The entire listing is to be repeated verbatim.

Supplied records.
________________________________________

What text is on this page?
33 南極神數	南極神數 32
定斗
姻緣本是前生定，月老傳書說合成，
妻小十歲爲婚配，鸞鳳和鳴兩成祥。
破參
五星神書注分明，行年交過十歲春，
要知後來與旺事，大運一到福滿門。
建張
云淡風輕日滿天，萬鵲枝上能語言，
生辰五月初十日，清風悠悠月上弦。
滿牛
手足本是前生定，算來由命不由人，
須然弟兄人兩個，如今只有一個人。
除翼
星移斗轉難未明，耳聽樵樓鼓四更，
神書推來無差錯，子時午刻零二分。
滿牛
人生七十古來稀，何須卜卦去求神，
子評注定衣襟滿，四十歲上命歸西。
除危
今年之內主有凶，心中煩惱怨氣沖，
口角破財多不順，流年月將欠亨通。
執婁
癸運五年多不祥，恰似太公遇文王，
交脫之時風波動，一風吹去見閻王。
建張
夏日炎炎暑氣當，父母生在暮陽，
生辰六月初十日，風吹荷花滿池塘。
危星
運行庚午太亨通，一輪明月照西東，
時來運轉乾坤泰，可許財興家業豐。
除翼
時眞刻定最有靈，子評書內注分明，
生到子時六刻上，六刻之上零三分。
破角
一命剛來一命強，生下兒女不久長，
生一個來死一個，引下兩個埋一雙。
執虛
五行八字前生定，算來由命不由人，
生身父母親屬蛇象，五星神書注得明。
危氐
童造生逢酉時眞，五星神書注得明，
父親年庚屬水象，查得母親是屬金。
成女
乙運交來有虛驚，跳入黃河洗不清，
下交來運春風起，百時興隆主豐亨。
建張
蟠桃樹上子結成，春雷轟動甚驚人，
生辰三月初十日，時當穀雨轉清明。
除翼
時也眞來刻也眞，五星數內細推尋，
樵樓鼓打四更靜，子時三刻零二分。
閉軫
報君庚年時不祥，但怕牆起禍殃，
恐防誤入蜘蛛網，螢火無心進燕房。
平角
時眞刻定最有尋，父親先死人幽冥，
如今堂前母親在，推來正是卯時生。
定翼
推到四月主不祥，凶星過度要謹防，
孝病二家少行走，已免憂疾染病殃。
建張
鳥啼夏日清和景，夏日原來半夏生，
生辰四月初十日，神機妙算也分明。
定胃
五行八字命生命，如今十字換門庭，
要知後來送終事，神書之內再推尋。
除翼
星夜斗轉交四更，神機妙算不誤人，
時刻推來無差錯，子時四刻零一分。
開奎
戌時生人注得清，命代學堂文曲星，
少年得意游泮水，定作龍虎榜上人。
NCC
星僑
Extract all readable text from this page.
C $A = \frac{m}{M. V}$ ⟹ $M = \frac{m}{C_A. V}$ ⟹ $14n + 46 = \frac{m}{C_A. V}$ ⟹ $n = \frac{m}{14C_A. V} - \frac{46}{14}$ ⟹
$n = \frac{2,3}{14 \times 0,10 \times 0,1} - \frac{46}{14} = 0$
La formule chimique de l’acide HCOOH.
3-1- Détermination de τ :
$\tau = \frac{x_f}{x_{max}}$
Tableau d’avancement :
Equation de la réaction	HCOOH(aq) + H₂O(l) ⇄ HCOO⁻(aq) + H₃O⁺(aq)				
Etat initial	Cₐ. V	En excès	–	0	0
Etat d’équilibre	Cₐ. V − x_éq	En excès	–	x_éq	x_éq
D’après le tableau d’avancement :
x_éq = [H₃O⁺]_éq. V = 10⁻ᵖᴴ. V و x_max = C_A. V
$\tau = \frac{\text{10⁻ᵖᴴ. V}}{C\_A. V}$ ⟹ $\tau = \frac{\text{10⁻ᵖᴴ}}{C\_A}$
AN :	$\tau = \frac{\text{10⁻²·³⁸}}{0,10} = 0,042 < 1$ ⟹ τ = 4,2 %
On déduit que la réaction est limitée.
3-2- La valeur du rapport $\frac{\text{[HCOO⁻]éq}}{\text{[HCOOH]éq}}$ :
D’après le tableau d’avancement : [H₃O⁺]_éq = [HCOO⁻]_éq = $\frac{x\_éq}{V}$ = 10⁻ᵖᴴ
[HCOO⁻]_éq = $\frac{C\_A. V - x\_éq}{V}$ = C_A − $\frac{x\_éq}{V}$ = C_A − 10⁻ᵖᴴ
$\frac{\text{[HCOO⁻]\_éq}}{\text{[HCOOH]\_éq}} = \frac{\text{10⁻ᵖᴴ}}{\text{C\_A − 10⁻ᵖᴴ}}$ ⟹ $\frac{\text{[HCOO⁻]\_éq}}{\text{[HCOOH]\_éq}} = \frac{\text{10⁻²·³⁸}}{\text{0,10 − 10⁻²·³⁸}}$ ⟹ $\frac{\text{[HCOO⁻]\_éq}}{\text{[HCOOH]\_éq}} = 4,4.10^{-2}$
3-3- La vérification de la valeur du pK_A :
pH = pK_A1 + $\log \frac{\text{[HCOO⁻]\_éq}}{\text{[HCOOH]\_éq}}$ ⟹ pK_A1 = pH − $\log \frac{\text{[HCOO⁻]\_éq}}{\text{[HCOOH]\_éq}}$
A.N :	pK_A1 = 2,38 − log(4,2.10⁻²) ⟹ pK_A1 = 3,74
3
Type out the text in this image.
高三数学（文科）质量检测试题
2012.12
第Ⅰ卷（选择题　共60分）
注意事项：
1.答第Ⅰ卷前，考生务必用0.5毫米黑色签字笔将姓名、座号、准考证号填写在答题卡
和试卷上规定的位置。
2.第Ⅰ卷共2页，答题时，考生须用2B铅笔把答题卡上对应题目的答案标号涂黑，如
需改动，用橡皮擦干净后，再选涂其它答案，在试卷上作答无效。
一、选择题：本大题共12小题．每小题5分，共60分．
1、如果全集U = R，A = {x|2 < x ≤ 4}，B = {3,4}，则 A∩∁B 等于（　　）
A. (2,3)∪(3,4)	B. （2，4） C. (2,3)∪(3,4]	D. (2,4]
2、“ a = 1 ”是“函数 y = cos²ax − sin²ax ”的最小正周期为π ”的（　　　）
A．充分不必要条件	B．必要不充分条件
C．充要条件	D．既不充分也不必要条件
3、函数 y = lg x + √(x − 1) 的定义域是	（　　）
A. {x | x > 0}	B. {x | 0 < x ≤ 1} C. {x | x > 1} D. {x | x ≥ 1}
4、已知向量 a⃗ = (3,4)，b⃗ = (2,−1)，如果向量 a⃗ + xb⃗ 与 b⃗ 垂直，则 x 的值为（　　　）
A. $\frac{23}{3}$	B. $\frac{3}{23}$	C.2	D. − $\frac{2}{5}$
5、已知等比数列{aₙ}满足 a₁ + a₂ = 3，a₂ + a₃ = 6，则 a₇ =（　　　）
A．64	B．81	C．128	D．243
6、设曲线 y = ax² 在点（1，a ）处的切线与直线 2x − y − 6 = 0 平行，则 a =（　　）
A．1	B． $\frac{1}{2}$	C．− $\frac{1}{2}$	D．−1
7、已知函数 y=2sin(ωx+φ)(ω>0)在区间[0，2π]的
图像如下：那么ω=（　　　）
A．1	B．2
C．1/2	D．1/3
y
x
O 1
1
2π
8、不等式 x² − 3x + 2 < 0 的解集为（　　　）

________________________________________

Result below.
What text is on this page?
33 南極神數	南極神數 32
定斗
姻緣本是前生定，月老傳書說合成，
妻小十歲爲婚配，鸞鳳和鳴兩成祥。
破參
五星神書注分明，行年交過十歲春，
要知後來與旺事，大運一到福滿門。
建張
云淡風輕日滿天，萬鵲枝上能語言，
生辰五月初十日，清風悠悠月上弦。
滿牛
手足本是前生定，算來由命不由人，
須然弟兄人兩個，如今只有一個人。
除翼
星移斗轉難未明，耳聽樵樓鼓四更，
神書推來無差錯，子時午刻零二分。
滿牛
人生七十古來稀，何須卜卦去求神，
子評注定衣襟滿，四十歲上命歸西。
除危
今年之內主有凶，心中煩惱怨氣沖，
口角破財多不順，流年月將欠亨通。
執婁
癸運五年多不祥，恰似太公遇文王，
交脫之時風波動，一風吹去見閻王。
建張
夏日炎炎暑氣當，父母生在暮陽，
生辰六月初十日，風吹荷花滿池塘。
危星
運行庚午太亨通，一輪明月照西東，
時來運轉乾坤泰，可許財興家業豐。
除翼
時眞刻定最有靈，子評書內注分明，
生到子時六刻上，六刻之上零三分。
破角
一命剛來一命強，生下兒女不久長，
生一個來死一個，引下兩個埋一雙。
執虛
五行八字前生定，算來由命不由人，
生身父母親屬蛇象，五星神書注得明。
危氐
童造生逢酉時眞，五星神書注得明，
父親年庚屬水象，查得母親是屬金。
成女
乙運交來有虛驚，跳入黃河洗不清，
下交來運春風起，百時興隆主豐亨。
建張
蟠桃樹上子結成，春雷轟動甚驚人，
生辰三月初十日，時當穀雨轉清明。
除翼
時也眞來刻也眞，五星數內細推尋，
樵樓鼓打四更靜，子時三刻零二分。
閉軫
報君庚年時不祥，但怕牆起禍殃，
恐防誤入蜘蛛網，螢火無心進燕房。
平角
時眞刻定最有尋，父親先死人幽冥，
如今堂前母親在，推來正是卯時生。
定翼
推到四月主不祥，凶星過度要謹防，
孝病二家少行走，已免憂疾染病殃。
建張
鳥啼夏日清和景，夏日原來半夏生，
生辰四月初十日，神機妙算也分明。
定胃
五行八字命生命，如今十字換門庭，
要知後來送終事，神書之內再推尋。
除翼
星夜斗轉交四更，神機妙算不誤人，
時刻推來無差錯，子時四刻零一分。
開奎
戌時生人注得清，命代學堂文曲星，
少年得意游泮水，定作龍虎榜上人。
NCC
星僑
Extract all readable text from this page.
C $A = \frac{m}{M. V}$ ⟹ $M = \frac{m}{C_A. V}$ ⟹ $14n + 46 = \frac{m}{C_A. V}$ ⟹ $n = \frac{m}{14C_A. V} - \frac{46}{14}$ ⟹
$n = \frac{2,3}{14 \times 0,10 \times 0,1} - \frac{46}{14} = 0$
La formule chimique de l’acide HCOOH.
3-1- Détermination de τ :
$\tau = \frac{x_f}{x_{max}}$
Tableau d’avancement :
Equation de la réaction	HCOOH(aq) + H₂O(l) ⇄ HCOO⁻(aq) + H₃O⁺(aq)				
Etat initial	Cₐ. V	En excès	–	0	0
Etat d’équilibre	Cₐ. V − x_éq	En excès	–	x_éq	x_éq
D’après le tableau d’avancement :
x_éq = [H₃O⁺]_éq. V = 10⁻ᵖᴴ. V و x_max = C_A. V
$\tau = \frac{\text{10⁻ᵖᴴ. V}}{C\_A. V}$ ⟹ $\tau = \frac{\text{10⁻ᵖᴴ}}{C\_A}$
AN :	$\tau = \frac{\text{10⁻²·³⁸}}{0,10} = 0,042 < 1$ ⟹ τ = 4,2 %
On déduit que la réaction est limitée.
3-2- La valeur du rapport $\frac{\text{[HCOO⁻]éq}}{\text{[HCOOH]éq}}$ :
D’après le tableau d’avancement : [H₃O⁺]_éq = [HCOO⁻]_éq = $\frac{x\_éq}{V}$ = 10⁻ᵖᴴ
[HCOO⁻]_éq = $\frac{C\_A. V - x\_éq}{V}$ = C_A − $\frac{x\_éq}{V}$ = C_A − 10⁻ᵖᴴ
$\frac{\text{[HCOO⁻]\_éq}}{\text{[HCOOH]\_éq}} = \frac{\text{10⁻ᵖᴴ}}{\text{C\_A − 10⁻ᵖᴴ}}$ ⟹ $\frac{\text{[HCOO⁻]\_éq}}{\text{[HCOOH]\_éq}} = \frac{\text{10⁻²·³⁸}}{\text{0,10 − 10⁻²·³⁸}}$ ⟹ $\frac{\text{[HCOO⁻]\_éq}}{\text{[HCOOH]\_éq}} = 4,4.10^{-2}$
3-3- La vérification de la valeur du pK_A :
pH = pK_A1 + $\log \frac{\text{[HCOO⁻]\_éq}}{\text{[HCOOH]\_éq}}$ ⟹ pK_A1 = pH − $\log \frac{\text{[HCOO⁻]\_éq}}{\text{[HCOOH]\_éq}}$
A.N :	pK_A1 = 2,38 − log(4,2.10⁻²) ⟹ pK_A1 = 3,74
3
Type out the text in this image.
高三数学（文科）质量检测试题
2012.12
第Ⅰ卷（选择题　共60分）
注意事项：
1.答第Ⅰ卷前，考生务必用0.5毫米黑色签字笔将姓名、座号、准考证号填写在答题卡
和试卷上规定的位置。
2.第Ⅰ卷共2页，答题时，考生须用2B铅笔把答题卡上对应题目的答案标号涂黑，如
需改动，用橡皮擦干净后，再选涂其它答案，在试卷上作答无效。
一、选择题：本大题共12小题．每小题5分，共60分．
1、如果全集U = R，A = {x|2 < x ≤ 4}，B = {3,4}，则 A∩∁B 等于（　　）
A. (2,3)∪(3,4)	B. （2，4） C. (2,3)∪(3,4]	D. (2,4]
2、“ a = 1 ”是“函数 y = cos²ax − sin²ax ”的最小正周期为π ”的（　　　）
A．充分不必要条件	B．必要不充分条件
C．充要条件	D．既不充分也不必要条件
3、函数 y = lg x + √(x − 1) 的定义域是	（　　）
A. {x | x > 0}	B. {x | 0 < x ≤ 1} C. {x | x > 1} D. {x | x ≥ 1}
4、已知向量 a⃗ = (3,4)，b⃗ = (2,−1)，如果向量 a⃗ + xb⃗ 与 b⃗ 垂直，则 x 的值为（　　　）
A. $\frac{23}{3}$	B. $\frac{3}{23}$	C.2	D. − $\frac{2}{5}$
5、已知等比数列{aₙ}满足 a₁ + a₂ = 3，a₂ + a₃ = 6，则 a₇ =（　　　）
A．64	B．81	C．128	D．243
6、设曲线 y = ax² 在点（1，a ）处的切线与直线 2x − y − 6 = 0 平行，则 a =（　　）
A．1	B． $\frac{1}{2}$	C．− $\frac{1}{2}$	D．−1
7、已知函数 y=2sin(ωx+φ)(ω>0)在区间[0，2π]的
图像如下：那么ω=（　　　）
A．1	B．2
C．1/2	D．1/3
y
x
O 1
1
2π
8、不等式 x² − 3x + 2 < 0 的解集为（　　　）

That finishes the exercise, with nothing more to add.